◆ What to produce ◆
Would you quote the material below in full and unchanged?

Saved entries
^^^^
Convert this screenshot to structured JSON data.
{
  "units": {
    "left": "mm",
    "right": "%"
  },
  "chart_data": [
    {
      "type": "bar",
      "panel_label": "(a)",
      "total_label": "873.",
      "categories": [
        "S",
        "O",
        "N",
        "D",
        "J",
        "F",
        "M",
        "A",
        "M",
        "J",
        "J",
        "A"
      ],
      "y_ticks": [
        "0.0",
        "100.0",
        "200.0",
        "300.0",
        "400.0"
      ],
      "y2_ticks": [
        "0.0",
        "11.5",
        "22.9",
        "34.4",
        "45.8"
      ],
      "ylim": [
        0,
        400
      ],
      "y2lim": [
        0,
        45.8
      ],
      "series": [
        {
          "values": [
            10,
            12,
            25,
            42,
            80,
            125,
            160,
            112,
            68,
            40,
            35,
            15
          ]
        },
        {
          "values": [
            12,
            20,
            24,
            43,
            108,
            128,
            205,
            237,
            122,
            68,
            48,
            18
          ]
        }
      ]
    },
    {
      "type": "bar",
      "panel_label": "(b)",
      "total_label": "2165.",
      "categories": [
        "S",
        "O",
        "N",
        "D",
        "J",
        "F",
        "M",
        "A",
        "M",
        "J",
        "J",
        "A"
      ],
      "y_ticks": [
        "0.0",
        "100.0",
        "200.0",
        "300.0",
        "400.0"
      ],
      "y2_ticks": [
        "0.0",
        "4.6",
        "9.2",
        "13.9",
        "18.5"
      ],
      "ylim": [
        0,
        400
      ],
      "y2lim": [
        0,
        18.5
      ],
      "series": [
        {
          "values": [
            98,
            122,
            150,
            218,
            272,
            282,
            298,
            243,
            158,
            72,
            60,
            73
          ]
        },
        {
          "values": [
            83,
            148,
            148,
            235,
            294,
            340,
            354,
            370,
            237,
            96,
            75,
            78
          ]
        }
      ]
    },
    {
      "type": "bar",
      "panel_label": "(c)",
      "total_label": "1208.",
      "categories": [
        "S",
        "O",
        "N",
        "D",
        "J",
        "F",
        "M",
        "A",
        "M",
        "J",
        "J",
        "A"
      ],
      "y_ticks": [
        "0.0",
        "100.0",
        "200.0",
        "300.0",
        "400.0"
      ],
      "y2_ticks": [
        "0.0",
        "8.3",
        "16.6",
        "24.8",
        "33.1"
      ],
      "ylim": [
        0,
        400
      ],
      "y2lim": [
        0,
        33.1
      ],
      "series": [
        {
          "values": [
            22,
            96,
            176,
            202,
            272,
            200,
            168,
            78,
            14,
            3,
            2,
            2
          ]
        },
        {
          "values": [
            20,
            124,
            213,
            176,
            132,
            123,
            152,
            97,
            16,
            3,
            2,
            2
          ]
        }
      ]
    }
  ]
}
^^^^
◆ Solution ◆
Convert this screenshot to structured JSON data.
{
  "units": {
    "left": "mm",
    "right": "%"
  },
  "chart_data": [
    {
      "type": "bar",
      "panel_label": "(a)",
      "total_label": "873.",
      "categories": [
        "S",
        "O",
        "N",
        "D",
        "J",
        "F",
        "M",
        "A",
        "M",
        "J",
        "J",
        "A"
      ],
      "y_ticks": [
        "0.0",
        "100.0",
        "200.0",
        "300.0",
        "400.0"
      ],
      "y2_ticks": [
        "0.0",
        "11.5",
        "22.9",
        "34.4",
        "45.8"
      ],
      "ylim": [
        0,
        400
      ],
      "y2lim": [
        0,
        45.8
      ],
      "series": [
        {
          "values": [
            10,
            12,
            25,
            42,
            80,
            125,
            160,
            112,
            68,
            40,
            35,
            15
          ]
        },
        {
          "values": [
            12,
            20,
            24,
            43,
            108,
            128,
            205,
            237,
            122,
            68,
            48,
            18
          ]
        }
      ]
    },
    {
      "type": "bar",
      "panel_label": "(b)",
      "total_label": "2165.",
      "categories": [
        "S",
        "O",
        "N",
        "D",
        "J",
        "F",
        "M",
        "A",
        "M",
        "J",
        "J",
        "A"
      ],
      "y_ticks": [
        "0.0",
        "100.0",
        "200.0",
        "300.0",
        "400.0"
      ],
      "y2_ticks": [
        "0.0",
        "4.6",
        "9.2",
        "13.9",
        "18.5"
      ],
      "ylim": [
        0,
        400
      ],
      "y2lim": [
        0,
        18.5
      ],
      "series": [
        {
          "values": [
            98,
            122,
            150,
            218,
            272,
            282,
            298,
            243,
            158,
            72,
            60,
            73
          ]
        },
        {
          "values": [
            83,
            148,
            148,
            235,
            294,
            340,
            354,
            370,
            237,
            96,
            75,
            78
          ]
        }
      ]
    },
    {
      "type": "bar",
      "panel_label": "(c)",
      "total_label": "1208.",
      "categories": [
        "S",
        "O",
        "N",
        "D",
        "J",
        "F",
        "M",
        "A",
        "M",
        "J",
        "J",
        "A"
      ],
      "y_ticks": [
        "0.0",
        "100.0",
        "200.0",
        "300.0",
        "400.0"
      ],
      "y2_ticks": [
        "0.0",
        "8.3",
        "16.6",
        "24.8",
        "33.1"
      ],
      "ylim": [
        0,
        400
      ],
      "y2lim": [
        0,
        33.1
      ],
      "series": [
        {
          "values": [
            22,
            96,
            176,
            202,
            272,
            200,
            168,
            78,
            14,
            3,
            2,
            2
          ]
        },
        {
          "values": [
            20,
            124,
            213,
            176,
            132,
            123,
            152,
            97,
            16,
            3,
            2,
            2
          ]
        }
      ]
    }
  ]
}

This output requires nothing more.